**DATA ENTRIES:**
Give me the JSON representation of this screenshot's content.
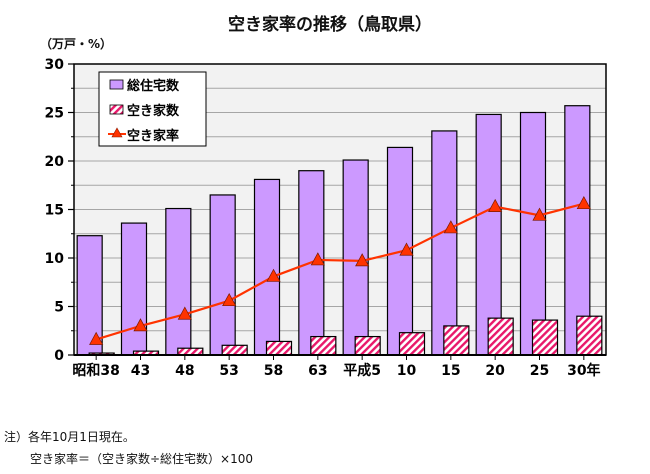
{
  "chart_data": {
    "type": "bar",
    "title": "空き家率の推移（鳥取県）",
    "ylabel": "（万戸・%）",
    "xlabel": "",
    "ylim": [
      0,
      30
    ],
    "yticks": [
      "0",
      "5",
      "10",
      "15",
      "20",
      "25",
      "30"
    ],
    "grid": true,
    "legend_position": "top-left",
    "categories": [
      "昭和38",
      "43",
      "48",
      "53",
      "58",
      "63",
      "平成5",
      "10",
      "15",
      "20",
      "25",
      "30年"
    ],
    "series": [
      {
        "name": "総住宅数",
        "kind": "bar",
        "color": "#cc99ff",
        "values": [
          12.3,
          13.6,
          15.1,
          16.5,
          18.1,
          19.0,
          20.1,
          21.4,
          23.1,
          24.8,
          25.0,
          25.7
        ]
      },
      {
        "name": "空き家数",
        "kind": "bar-hatched",
        "color": "#e8186a",
        "values": [
          0.2,
          0.4,
          0.7,
          1.0,
          1.4,
          1.9,
          1.9,
          2.3,
          3.0,
          3.8,
          3.6,
          4.0
        ]
      },
      {
        "name": "空き家率",
        "kind": "line",
        "color": "#ff3300",
        "values": [
          1.6,
          3.0,
          4.2,
          5.6,
          8.1,
          9.8,
          9.7,
          10.8,
          13.1,
          15.3,
          14.4,
          15.6
        ]
      }
    ]
  },
  "notes": {
    "line1": "注）各年10月1日現在。",
    "line2": "空き家率＝（空き家数÷総住宅数）×100"
  }
}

**YOUR GOAL:** Go through the entries above and print each one exactly, minus the pictures.

**FINISHED TASK:**
Give me the JSON representation of this screenshot's content.
{
  "chart_data": {
    "type": "bar",
    "title": "空き家率の推移（鳥取県）",
    "ylabel": "（万戸・%）",
    "xlabel": "",
    "ylim": [
      0,
      30
    ],
    "yticks": [
      "0",
      "5",
      "10",
      "15",
      "20",
      "25",
      "30"
    ],
    "grid": true,
    "legend_position": "top-left",
    "categories": [
      "昭和38",
      "43",
      "48",
      "53",
      "58",
      "63",
      "平成5",
      "10",
      "15",
      "20",
      "25",
      "30年"
    ],
    "series": [
      {
        "name": "総住宅数",
        "kind": "bar",
        "color": "#cc99ff",
        "values": [
          12.3,
          13.6,
          15.1,
          16.5,
          18.1,
          19.0,
          20.1,
          21.4,
          23.1,
          24.8,
          25.0,
          25.7
        ]
      },
      {
        "name": "空き家数",
        "kind": "bar-hatched",
        "color": "#e8186a",
        "values": [
          0.2,
          0.4,
          0.7,
          1.0,
          1.4,
          1.9,
          1.9,
          2.3,
          3.0,
          3.8,
          3.6,
          4.0
        ]
      },
      {
        "name": "空き家率",
        "kind": "line",
        "color": "#ff3300",
        "values": [
          1.6,
          3.0,
          4.2,
          5.6,
          8.1,
          9.8,
          9.7,
          10.8,
          13.1,
          15.3,
          14.4,
          15.6
        ]
      }
    ]
  },
  "notes": {
    "line1": "注）各年10月1日現在。",
    "line2": "空き家率＝（空き家数÷総住宅数）×100"
  }
}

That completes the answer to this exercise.